## TASK INSTRUCTIONS
Transcribe the data in full and exactly, omitting any pictures.
== DATA ROWS ==
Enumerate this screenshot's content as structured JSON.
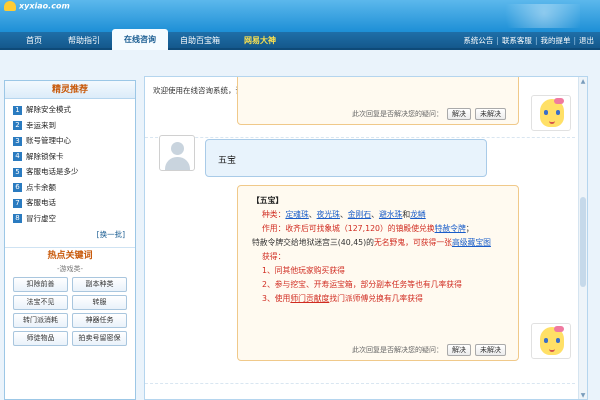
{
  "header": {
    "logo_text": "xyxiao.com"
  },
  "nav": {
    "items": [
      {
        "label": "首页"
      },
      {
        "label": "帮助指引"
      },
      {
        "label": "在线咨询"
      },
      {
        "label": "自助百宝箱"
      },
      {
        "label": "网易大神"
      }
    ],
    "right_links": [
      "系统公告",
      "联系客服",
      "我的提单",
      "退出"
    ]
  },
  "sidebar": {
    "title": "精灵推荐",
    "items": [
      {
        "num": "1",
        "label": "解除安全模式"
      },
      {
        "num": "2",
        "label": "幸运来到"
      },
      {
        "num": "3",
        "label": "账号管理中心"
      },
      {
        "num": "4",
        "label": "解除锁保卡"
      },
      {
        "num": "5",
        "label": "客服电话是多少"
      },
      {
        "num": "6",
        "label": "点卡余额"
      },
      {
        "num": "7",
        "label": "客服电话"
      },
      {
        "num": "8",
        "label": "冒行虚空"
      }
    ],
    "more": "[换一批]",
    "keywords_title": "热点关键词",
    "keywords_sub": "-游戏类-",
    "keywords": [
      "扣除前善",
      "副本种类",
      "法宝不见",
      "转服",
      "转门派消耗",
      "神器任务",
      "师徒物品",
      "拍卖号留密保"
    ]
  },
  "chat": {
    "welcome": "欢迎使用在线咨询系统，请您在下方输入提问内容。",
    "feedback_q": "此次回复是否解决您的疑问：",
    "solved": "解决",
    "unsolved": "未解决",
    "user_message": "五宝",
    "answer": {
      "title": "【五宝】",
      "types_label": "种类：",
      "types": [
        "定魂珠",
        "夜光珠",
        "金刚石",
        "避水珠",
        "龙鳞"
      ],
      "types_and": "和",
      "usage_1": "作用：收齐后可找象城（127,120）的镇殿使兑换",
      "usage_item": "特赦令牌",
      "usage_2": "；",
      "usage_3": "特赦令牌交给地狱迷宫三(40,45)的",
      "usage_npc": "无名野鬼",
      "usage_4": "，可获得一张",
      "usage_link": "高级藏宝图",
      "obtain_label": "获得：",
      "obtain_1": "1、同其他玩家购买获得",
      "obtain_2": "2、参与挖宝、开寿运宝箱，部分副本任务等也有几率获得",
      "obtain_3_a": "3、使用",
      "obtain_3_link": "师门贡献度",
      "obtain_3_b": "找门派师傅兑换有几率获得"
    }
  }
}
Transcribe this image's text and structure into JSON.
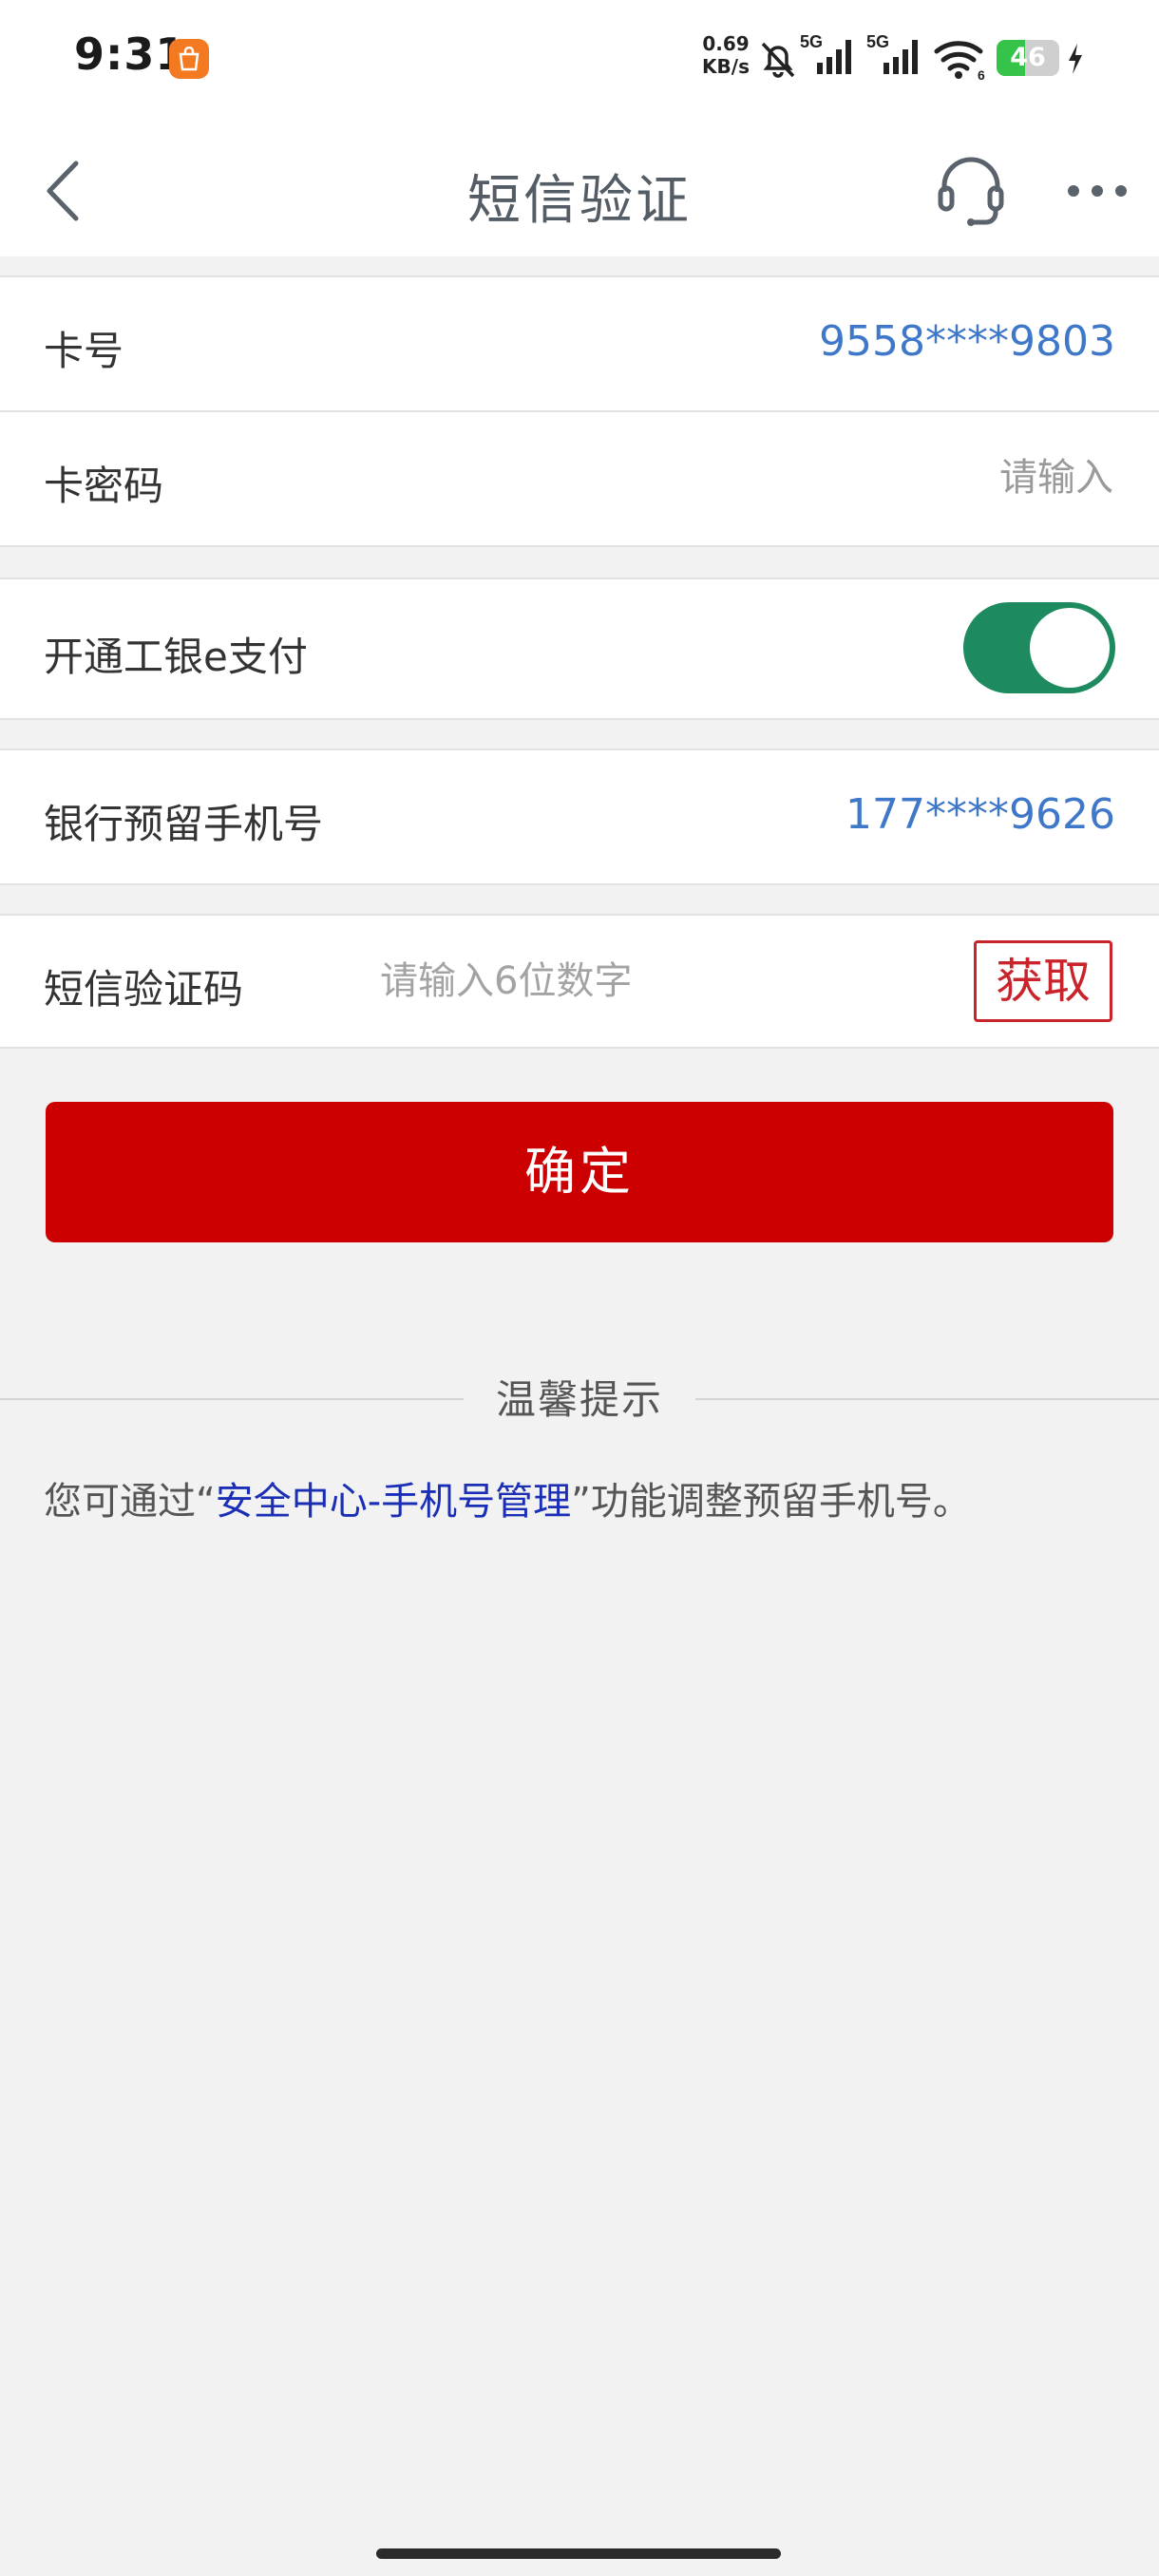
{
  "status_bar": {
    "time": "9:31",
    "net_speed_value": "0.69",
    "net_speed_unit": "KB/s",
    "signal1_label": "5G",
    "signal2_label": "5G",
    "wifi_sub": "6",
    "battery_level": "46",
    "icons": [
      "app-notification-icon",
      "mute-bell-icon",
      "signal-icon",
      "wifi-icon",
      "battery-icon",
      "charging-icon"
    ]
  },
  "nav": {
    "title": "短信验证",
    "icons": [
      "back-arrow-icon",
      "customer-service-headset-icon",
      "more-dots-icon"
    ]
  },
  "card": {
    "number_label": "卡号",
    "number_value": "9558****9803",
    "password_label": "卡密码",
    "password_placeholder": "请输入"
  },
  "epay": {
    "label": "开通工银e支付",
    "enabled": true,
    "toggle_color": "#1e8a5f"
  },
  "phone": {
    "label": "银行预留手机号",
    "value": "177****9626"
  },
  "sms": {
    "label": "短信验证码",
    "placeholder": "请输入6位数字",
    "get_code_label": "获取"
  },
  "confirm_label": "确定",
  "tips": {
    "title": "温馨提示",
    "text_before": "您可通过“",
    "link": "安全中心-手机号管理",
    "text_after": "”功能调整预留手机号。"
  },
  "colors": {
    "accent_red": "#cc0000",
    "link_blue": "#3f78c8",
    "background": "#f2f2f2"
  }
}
===
## OUTPUT FOR THIS TASK
Enumerate this screenshot's content as structured JSON.
{
  "header": {
    "logo_text": "xyxiao.com"
  },
  "nav": {
    "items": [
      {
        "label": "首页"
      },
      {
        "label": "帮助指引"
      },
      {
        "label": "在线咨询"
      },
      {
        "label": "自助百宝箱"
      },
      {
        "label": "网易大神"
      }
    ],
    "right_links": [
      "系统公告",
      "联系客服",
      "我的提单",
      "退出"
    ]
  },
  "sidebar": {
    "title": "精灵推荐",
    "items": [
      {
        "num": "1",
        "label": "解除安全模式"
      },
      {
        "num": "2",
        "label": "幸运来到"
      },
      {
        "num": "3",
        "label": "账号管理中心"
      },
      {
        "num": "4",
        "label": "解除锁保卡"
      },
      {
        "num": "5",
        "label": "客服电话是多少"
      },
      {
        "num": "6",
        "label": "点卡余额"
      },
      {
        "num": "7",
        "label": "客服电话"
      },
      {
        "num": "8",
        "label": "冒行虚空"
      }
    ],
    "more": "[换一批]",
    "keywords_title": "热点关键词",
    "keywords_sub": "-游戏类-",
    "keywords": [
      "扣除前善",
      "副本种类",
      "法宝不见",
      "转服",
      "转门派消耗",
      "神器任务",
      "师徒物品",
      "拍卖号留密保"
    ]
  },
  "chat": {
    "welcome": "欢迎使用在线咨询系统，请您在下方输入提问内容。",
    "feedback_q": "此次回复是否解决您的疑问：",
    "solved": "解决",
    "unsolved": "未解决",
    "user_message": "五宝",
    "answer": {
      "title": "【五宝】",
      "types_label": "种类：",
      "types": [
        "定魂珠",
        "夜光珠",
        "金刚石",
        "避水珠",
        "龙鳞"
      ],
      "types_and": "和",
      "usage_1": "作用：收齐后可找象城（127,120）的镇殿使兑换",
      "usage_item": "特赦令牌",
      "usage_2": "；",
      "usage_3": "特赦令牌交给地狱迷宫三(40,45)的",
      "usage_npc": "无名野鬼",
      "usage_4": "，可获得一张",
      "usage_link": "高级藏宝图",
      "obtain_label": "获得：",
      "obtain_1": "1、同其他玩家购买获得",
      "obtain_2": "2、参与挖宝、开寿运宝箱，部分副本任务等也有几率获得",
      "obtain_3_a": "3、使用",
      "obtain_3_link": "师门贡献度",
      "obtain_3_b": "找门派师傅兑换有几率获得"
    }
  }
}
Transcribe this image's text and structure into JSON.
{
  "status_bar": {
    "time": "9:31",
    "net_speed_value": "0.69",
    "net_speed_unit": "KB/s",
    "signal1_label": "5G",
    "signal2_label": "5G",
    "wifi_sub": "6",
    "battery_level": "46",
    "icons": [
      "app-notification-icon",
      "mute-bell-icon",
      "signal-icon",
      "wifi-icon",
      "battery-icon",
      "charging-icon"
    ]
  },
  "nav": {
    "title": "短信验证",
    "icons": [
      "back-arrow-icon",
      "customer-service-headset-icon",
      "more-dots-icon"
    ]
  },
  "card": {
    "number_label": "卡号",
    "number_value": "9558****9803",
    "password_label": "卡密码",
    "password_placeholder": "请输入"
  },
  "epay": {
    "label": "开通工银e支付",
    "enabled": true,
    "toggle_color": "#1e8a5f"
  },
  "phone": {
    "label": "银行预留手机号",
    "value": "177****9626"
  },
  "sms": {
    "label": "短信验证码",
    "placeholder": "请输入6位数字",
    "get_code_label": "获取"
  },
  "confirm_label": "确定",
  "tips": {
    "title": "温馨提示",
    "text_before": "您可通过“",
    "link": "安全中心-手机号管理",
    "text_after": "”功能调整预留手机号。"
  },
  "colors": {
    "accent_red": "#cc0000",
    "link_blue": "#3f78c8",
    "background": "#f2f2f2"
  }
}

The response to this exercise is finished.